_The exercise_. Identify the lines that contain the word "peak", then copy them.

_Entries_.

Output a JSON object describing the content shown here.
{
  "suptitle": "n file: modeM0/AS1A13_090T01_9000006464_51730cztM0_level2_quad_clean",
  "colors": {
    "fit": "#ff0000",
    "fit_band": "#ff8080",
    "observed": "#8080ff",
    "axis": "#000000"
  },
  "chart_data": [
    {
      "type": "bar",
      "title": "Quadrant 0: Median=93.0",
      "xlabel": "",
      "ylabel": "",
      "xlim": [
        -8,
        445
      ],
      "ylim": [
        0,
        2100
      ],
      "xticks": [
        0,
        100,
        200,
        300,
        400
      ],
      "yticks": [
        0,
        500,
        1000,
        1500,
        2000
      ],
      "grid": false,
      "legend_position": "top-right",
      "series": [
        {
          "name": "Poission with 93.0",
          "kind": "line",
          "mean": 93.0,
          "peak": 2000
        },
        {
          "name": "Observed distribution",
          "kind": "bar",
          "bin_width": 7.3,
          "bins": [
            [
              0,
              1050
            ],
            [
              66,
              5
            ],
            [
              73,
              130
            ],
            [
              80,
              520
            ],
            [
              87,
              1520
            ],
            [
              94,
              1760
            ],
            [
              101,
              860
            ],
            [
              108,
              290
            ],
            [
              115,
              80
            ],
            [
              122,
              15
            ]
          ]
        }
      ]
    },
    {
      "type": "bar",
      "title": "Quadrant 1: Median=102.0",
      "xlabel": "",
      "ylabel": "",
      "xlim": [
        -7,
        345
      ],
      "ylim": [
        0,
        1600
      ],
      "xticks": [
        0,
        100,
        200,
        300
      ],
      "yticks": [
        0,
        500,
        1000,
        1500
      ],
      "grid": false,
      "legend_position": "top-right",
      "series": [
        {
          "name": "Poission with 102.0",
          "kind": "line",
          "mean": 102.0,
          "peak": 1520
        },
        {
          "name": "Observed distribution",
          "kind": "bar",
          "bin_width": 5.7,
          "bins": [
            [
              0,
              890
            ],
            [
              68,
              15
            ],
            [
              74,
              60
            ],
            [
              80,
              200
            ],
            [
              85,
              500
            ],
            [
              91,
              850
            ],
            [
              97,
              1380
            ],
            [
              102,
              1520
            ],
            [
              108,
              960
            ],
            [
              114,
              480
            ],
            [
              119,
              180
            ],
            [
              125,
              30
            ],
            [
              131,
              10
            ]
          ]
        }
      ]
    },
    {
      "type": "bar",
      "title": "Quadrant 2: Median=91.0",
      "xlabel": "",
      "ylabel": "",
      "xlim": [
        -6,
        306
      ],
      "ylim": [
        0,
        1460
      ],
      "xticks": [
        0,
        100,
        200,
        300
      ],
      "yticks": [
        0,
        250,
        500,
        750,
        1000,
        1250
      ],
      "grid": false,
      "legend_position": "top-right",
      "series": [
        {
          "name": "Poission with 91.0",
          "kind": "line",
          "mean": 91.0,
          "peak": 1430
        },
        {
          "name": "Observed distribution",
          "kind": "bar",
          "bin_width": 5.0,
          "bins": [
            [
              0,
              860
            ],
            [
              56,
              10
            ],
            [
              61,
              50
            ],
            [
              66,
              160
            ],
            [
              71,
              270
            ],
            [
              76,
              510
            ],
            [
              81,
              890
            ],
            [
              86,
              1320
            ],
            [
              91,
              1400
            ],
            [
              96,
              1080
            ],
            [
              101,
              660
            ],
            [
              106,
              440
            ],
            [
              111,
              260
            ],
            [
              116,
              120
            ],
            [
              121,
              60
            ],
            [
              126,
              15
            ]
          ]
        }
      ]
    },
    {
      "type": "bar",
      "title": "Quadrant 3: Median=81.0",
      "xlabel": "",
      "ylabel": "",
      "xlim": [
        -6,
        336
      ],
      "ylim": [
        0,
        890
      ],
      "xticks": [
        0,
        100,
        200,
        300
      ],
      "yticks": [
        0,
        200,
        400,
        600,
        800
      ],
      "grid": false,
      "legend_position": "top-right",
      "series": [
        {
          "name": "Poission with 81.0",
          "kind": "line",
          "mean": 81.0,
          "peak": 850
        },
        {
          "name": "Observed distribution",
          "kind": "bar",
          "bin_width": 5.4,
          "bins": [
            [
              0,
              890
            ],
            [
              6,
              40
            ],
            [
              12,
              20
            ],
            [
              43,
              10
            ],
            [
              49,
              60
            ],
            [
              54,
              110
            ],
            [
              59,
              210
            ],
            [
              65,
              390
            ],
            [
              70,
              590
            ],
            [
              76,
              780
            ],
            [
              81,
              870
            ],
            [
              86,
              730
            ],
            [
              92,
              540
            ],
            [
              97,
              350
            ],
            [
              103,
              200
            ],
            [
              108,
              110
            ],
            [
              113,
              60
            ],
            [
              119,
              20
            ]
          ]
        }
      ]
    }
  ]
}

_Answer below_.
          "peak": 2000
          "peak": 1520
          "peak": 1430
          "peak": 850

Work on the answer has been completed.